→ **SET EXERCISE**
Reproduce the complete listing without any deviation.

→ **RECORDS FOR THIS EXERCISE**
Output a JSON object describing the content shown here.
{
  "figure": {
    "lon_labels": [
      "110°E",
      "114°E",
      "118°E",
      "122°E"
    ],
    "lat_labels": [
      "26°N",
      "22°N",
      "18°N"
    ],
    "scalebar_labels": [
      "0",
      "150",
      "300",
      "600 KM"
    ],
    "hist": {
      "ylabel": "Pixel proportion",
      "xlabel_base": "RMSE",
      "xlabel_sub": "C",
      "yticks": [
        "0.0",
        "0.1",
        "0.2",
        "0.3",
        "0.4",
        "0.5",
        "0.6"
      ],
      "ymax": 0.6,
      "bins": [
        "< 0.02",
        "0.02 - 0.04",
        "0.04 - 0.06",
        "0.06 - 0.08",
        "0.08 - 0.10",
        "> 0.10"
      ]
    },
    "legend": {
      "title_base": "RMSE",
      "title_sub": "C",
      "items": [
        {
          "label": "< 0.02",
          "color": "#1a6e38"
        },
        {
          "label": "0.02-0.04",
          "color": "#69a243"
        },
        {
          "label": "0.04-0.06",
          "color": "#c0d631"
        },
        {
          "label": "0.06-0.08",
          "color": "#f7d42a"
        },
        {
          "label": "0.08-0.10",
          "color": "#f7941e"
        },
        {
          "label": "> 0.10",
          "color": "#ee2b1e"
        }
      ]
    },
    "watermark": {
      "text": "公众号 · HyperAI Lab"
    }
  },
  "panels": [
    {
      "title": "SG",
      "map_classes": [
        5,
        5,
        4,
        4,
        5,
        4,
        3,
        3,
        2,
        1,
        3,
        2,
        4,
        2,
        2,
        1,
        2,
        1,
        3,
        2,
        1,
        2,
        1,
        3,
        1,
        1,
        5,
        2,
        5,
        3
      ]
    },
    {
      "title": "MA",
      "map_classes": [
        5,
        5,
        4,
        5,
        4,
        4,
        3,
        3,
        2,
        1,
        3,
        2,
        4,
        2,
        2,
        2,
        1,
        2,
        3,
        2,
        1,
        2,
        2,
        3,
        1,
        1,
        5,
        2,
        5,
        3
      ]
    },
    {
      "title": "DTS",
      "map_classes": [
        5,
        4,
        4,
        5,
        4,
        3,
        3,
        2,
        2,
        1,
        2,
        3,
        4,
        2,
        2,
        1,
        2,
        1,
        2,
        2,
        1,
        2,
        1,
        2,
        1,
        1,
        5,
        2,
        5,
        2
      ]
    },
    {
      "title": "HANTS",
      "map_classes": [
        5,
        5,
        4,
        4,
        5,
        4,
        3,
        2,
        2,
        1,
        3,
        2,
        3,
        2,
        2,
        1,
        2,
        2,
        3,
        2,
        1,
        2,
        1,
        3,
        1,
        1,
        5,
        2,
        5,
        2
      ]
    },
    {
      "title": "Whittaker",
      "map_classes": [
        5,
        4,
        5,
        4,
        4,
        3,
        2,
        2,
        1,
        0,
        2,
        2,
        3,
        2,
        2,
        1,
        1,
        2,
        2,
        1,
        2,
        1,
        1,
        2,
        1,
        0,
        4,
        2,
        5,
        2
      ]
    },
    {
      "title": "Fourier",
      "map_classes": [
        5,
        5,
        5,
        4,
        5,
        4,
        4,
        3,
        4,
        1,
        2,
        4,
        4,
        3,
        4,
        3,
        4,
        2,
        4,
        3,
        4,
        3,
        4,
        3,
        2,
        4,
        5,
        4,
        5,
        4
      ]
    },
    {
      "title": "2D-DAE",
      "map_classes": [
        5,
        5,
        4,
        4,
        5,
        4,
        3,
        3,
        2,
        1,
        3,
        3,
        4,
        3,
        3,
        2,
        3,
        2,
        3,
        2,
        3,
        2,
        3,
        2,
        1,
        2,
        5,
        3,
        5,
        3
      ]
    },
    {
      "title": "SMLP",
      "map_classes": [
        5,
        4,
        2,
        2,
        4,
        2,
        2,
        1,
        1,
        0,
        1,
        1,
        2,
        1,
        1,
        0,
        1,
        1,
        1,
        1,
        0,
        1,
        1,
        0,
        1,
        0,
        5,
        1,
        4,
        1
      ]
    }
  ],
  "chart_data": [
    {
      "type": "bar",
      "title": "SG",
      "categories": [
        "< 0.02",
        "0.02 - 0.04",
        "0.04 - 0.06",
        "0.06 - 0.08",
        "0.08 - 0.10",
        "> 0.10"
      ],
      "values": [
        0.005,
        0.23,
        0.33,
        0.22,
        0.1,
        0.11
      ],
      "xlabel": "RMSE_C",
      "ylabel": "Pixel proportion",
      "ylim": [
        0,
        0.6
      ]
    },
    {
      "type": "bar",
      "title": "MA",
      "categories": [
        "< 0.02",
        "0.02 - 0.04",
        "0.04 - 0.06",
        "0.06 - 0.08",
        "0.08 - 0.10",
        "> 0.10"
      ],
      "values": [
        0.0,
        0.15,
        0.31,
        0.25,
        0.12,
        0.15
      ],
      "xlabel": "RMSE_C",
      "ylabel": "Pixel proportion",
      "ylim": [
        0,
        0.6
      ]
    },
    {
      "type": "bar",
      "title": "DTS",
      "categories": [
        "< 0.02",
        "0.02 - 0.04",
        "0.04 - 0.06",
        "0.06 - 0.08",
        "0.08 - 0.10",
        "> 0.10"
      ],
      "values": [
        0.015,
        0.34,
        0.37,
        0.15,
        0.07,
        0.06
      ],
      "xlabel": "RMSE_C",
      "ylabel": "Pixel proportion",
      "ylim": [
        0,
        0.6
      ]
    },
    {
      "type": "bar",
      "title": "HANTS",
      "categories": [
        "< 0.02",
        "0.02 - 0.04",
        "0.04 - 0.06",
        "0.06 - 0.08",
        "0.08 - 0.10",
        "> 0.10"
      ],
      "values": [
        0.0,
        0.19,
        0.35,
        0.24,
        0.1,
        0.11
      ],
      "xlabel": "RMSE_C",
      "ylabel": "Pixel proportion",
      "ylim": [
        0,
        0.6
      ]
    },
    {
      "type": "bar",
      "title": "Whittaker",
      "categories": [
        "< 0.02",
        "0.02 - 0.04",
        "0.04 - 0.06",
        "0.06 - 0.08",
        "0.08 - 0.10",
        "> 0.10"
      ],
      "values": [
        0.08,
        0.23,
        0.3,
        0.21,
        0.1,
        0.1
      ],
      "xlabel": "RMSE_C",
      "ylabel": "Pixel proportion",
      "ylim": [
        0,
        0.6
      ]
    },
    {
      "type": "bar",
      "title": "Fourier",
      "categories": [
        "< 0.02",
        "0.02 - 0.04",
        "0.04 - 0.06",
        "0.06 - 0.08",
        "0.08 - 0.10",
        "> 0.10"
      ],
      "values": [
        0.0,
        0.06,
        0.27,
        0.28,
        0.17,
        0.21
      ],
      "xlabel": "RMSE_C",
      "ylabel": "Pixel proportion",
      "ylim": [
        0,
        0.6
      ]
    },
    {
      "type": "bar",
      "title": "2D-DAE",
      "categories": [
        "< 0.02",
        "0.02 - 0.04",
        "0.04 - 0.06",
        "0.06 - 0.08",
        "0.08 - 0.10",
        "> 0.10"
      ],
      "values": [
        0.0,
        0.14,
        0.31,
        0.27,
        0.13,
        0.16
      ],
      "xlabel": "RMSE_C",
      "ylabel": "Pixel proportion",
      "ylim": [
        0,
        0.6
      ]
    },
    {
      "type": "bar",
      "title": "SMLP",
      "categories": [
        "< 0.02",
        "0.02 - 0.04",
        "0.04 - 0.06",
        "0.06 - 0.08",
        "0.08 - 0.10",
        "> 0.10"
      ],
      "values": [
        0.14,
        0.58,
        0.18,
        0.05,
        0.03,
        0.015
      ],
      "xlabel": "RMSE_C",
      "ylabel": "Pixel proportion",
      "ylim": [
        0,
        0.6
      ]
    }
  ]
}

→ **WORKED ANSWER**
Output a JSON object describing the content shown here.
{
  "figure": {
    "lon_labels": [
      "110°E",
      "114°E",
      "118°E",
      "122°E"
    ],
    "lat_labels": [
      "26°N",
      "22°N",
      "18°N"
    ],
    "scalebar_labels": [
      "0",
      "150",
      "300",
      "600 KM"
    ],
    "hist": {
      "ylabel": "Pixel proportion",
      "xlabel_base": "RMSE",
      "xlabel_sub": "C",
      "yticks": [
        "0.0",
        "0.1",
        "0.2",
        "0.3",
        "0.4",
        "0.5",
        "0.6"
      ],
      "ymax": 0.6,
      "bins": [
        "< 0.02",
        "0.02 - 0.04",
        "0.04 - 0.06",
        "0.06 - 0.08",
        "0.08 - 0.10",
        "> 0.10"
      ]
    },
    "legend": {
      "title_base": "RMSE",
      "title_sub": "C",
      "items": [
        {
          "label": "< 0.02",
          "color": "#1a6e38"
        },
        {
          "label": "0.02-0.04",
          "color": "#69a243"
        },
        {
          "label": "0.04-0.06",
          "color": "#c0d631"
        },
        {
          "label": "0.06-0.08",
          "color": "#f7d42a"
        },
        {
          "label": "0.08-0.10",
          "color": "#f7941e"
        },
        {
          "label": "> 0.10",
          "color": "#ee2b1e"
        }
      ]
    },
    "watermark": {
      "text": "公众号 · HyperAI Lab"
    }
  },
  "panels": [
    {
      "title": "SG",
      "map_classes": [
        5,
        5,
        4,
        4,
        5,
        4,
        3,
        3,
        2,
        1,
        3,
        2,
        4,
        2,
        2,
        1,
        2,
        1,
        3,
        2,
        1,
        2,
        1,
        3,
        1,
        1,
        5,
        2,
        5,
        3
      ]
    },
    {
      "title": "MA",
      "map_classes": [
        5,
        5,
        4,
        5,
        4,
        4,
        3,
        3,
        2,
        1,
        3,
        2,
        4,
        2,
        2,
        2,
        1,
        2,
        3,
        2,
        1,
        2,
        2,
        3,
        1,
        1,
        5,
        2,
        5,
        3
      ]
    },
    {
      "title": "DTS",
      "map_classes": [
        5,
        4,
        4,
        5,
        4,
        3,
        3,
        2,
        2,
        1,
        2,
        3,
        4,
        2,
        2,
        1,
        2,
        1,
        2,
        2,
        1,
        2,
        1,
        2,
        1,
        1,
        5,
        2,
        5,
        2
      ]
    },
    {
      "title": "HANTS",
      "map_classes": [
        5,
        5,
        4,
        4,
        5,
        4,
        3,
        2,
        2,
        1,
        3,
        2,
        3,
        2,
        2,
        1,
        2,
        2,
        3,
        2,
        1,
        2,
        1,
        3,
        1,
        1,
        5,
        2,
        5,
        2
      ]
    },
    {
      "title": "Whittaker",
      "map_classes": [
        5,
        4,
        5,
        4,
        4,
        3,
        2,
        2,
        1,
        0,
        2,
        2,
        3,
        2,
        2,
        1,
        1,
        2,
        2,
        1,
        2,
        1,
        1,
        2,
        1,
        0,
        4,
        2,
        5,
        2
      ]
    },
    {
      "title": "Fourier",
      "map_classes": [
        5,
        5,
        5,
        4,
        5,
        4,
        4,
        3,
        4,
        1,
        2,
        4,
        4,
        3,
        4,
        3,
        4,
        2,
        4,
        3,
        4,
        3,
        4,
        3,
        2,
        4,
        5,
        4,
        5,
        4
      ]
    },
    {
      "title": "2D-DAE",
      "map_classes": [
        5,
        5,
        4,
        4,
        5,
        4,
        3,
        3,
        2,
        1,
        3,
        3,
        4,
        3,
        3,
        2,
        3,
        2,
        3,
        2,
        3,
        2,
        3,
        2,
        1,
        2,
        5,
        3,
        5,
        3
      ]
    },
    {
      "title": "SMLP",
      "map_classes": [
        5,
        4,
        2,
        2,
        4,
        2,
        2,
        1,
        1,
        0,
        1,
        1,
        2,
        1,
        1,
        0,
        1,
        1,
        1,
        1,
        0,
        1,
        1,
        0,
        1,
        0,
        5,
        1,
        4,
        1
      ]
    }
  ],
  "chart_data": [
    {
      "type": "bar",
      "title": "SG",
      "categories": [
        "< 0.02",
        "0.02 - 0.04",
        "0.04 - 0.06",
        "0.06 - 0.08",
        "0.08 - 0.10",
        "> 0.10"
      ],
      "values": [
        0.005,
        0.23,
        0.33,
        0.22,
        0.1,
        0.11
      ],
      "xlabel": "RMSE_C",
      "ylabel": "Pixel proportion",
      "ylim": [
        0,
        0.6
      ]
    },
    {
      "type": "bar",
      "title": "MA",
      "categories": [
        "< 0.02",
        "0.02 - 0.04",
        "0.04 - 0.06",
        "0.06 - 0.08",
        "0.08 - 0.10",
        "> 0.10"
      ],
      "values": [
        0.0,
        0.15,
        0.31,
        0.25,
        0.12,
        0.15
      ],
      "xlabel": "RMSE_C",
      "ylabel": "Pixel proportion",
      "ylim": [
        0,
        0.6
      ]
    },
    {
      "type": "bar",
      "title": "DTS",
      "categories": [
        "< 0.02",
        "0.02 - 0.04",
        "0.04 - 0.06",
        "0.06 - 0.08",
        "0.08 - 0.10",
        "> 0.10"
      ],
      "values": [
        0.015,
        0.34,
        0.37,
        0.15,
        0.07,
        0.06
      ],
      "xlabel": "RMSE_C",
      "ylabel": "Pixel proportion",
      "ylim": [
        0,
        0.6
      ]
    },
    {
      "type": "bar",
      "title": "HANTS",
      "categories": [
        "< 0.02",
        "0.02 - 0.04",
        "0.04 - 0.06",
        "0.06 - 0.08",
        "0.08 - 0.10",
        "> 0.10"
      ],
      "values": [
        0.0,
        0.19,
        0.35,
        0.24,
        0.1,
        0.11
      ],
      "xlabel": "RMSE_C",
      "ylabel": "Pixel proportion",
      "ylim": [
        0,
        0.6
      ]
    },
    {
      "type": "bar",
      "title": "Whittaker",
      "categories": [
        "< 0.02",
        "0.02 - 0.04",
        "0.04 - 0.06",
        "0.06 - 0.08",
        "0.08 - 0.10",
        "> 0.10"
      ],
      "values": [
        0.08,
        0.23,
        0.3,
        0.21,
        0.1,
        0.1
      ],
      "xlabel": "RMSE_C",
      "ylabel": "Pixel proportion",
      "ylim": [
        0,
        0.6
      ]
    },
    {
      "type": "bar",
      "title": "Fourier",
      "categories": [
        "< 0.02",
        "0.02 - 0.04",
        "0.04 - 0.06",
        "0.06 - 0.08",
        "0.08 - 0.10",
        "> 0.10"
      ],
      "values": [
        0.0,
        0.06,
        0.27,
        0.28,
        0.17,
        0.21
      ],
      "xlabel": "RMSE_C",
      "ylabel": "Pixel proportion",
      "ylim": [
        0,
        0.6
      ]
    },
    {
      "type": "bar",
      "title": "2D-DAE",
      "categories": [
        "< 0.02",
        "0.02 - 0.04",
        "0.04 - 0.06",
        "0.06 - 0.08",
        "0.08 - 0.10",
        "> 0.10"
      ],
      "values": [
        0.0,
        0.14,
        0.31,
        0.27,
        0.13,
        0.16
      ],
      "xlabel": "RMSE_C",
      "ylabel": "Pixel proportion",
      "ylim": [
        0,
        0.6
      ]
    },
    {
      "type": "bar",
      "title": "SMLP",
      "categories": [
        "< 0.02",
        "0.02 - 0.04",
        "0.04 - 0.06",
        "0.06 - 0.08",
        "0.08 - 0.10",
        "> 0.10"
      ],
      "values": [
        0.14,
        0.58,
        0.18,
        0.05,
        0.03,
        0.015
      ],
      "xlabel": "RMSE_C",
      "ylabel": "Pixel proportion",
      "ylim": [
        0,
        0.6
      ]
    }
  ]
}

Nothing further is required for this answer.